- _STORED DATA_:

** START **

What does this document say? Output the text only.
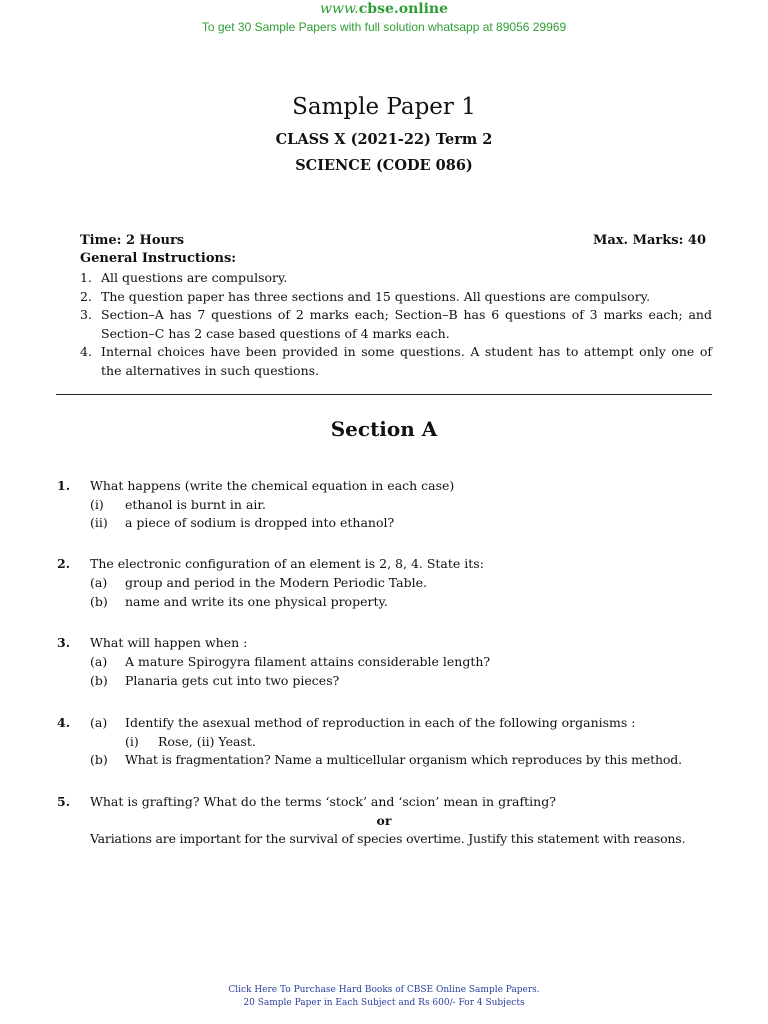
www.cbse.online
To get 30 Sample Papers with full solution whatsapp at 89056 29969
Sample Paper 1
CLASS X (2021-22) Term 2
SCIENCE (CODE 086)
Time: 2 Hours	Max. Marks: 40
General Instructions:
1. All questions are compulsory.
2. The question paper has three sections and 15 questions. All questions are compulsory.
3. Section–A has 7 questions of 2 marks each; Section–B has 6 questions of 3 marks each; and Section–C has 2 case based questions of 4 marks each.
4. Internal choices have been provided in some questions. A student has to attempt only one of the alternatives in such questions.
Section A
1. What happens (write the chemical equation in each case)
(i) ethanol is burnt in air.
(ii) a piece of sodium is dropped into ethanol?
2. The electronic configuration of an element is 2, 8, 4. State its:
(a) group and period in the Modern Periodic Table.
(b) name and write its one physical property.
3. What will happen when :
(a) A mature Spirogyra filament attains considerable length?
(b) Planaria gets cut into two pieces?
4. (a) Identify the asexual method of reproduction in each of the following organisms :
(i) Rose, (ii) Yeast.
(b) What is fragmentation? Name a multicellular organism which reproduces by this method.
5. What is grafting? What do the terms ‘stock’ and ‘scion’ mean in grafting?
or
Variations are important for the survival of species overtime. Justify this statement with reasons.
Click Here To Purchase Hard Books of CBSE Online Sample Papers.
20 Sample Paper in Each Subject and Rs 600/- For 4 Subjects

** END **

- _WHAT YOU HAVE TO DO_:
Go through the material and copy out every line with "only" in it.

- _THE RESPONSE_:
What does this document say? Output the text only.
4. Internal choices have been provided in some questions. A student has to attempt only one of the alternatives in such questions.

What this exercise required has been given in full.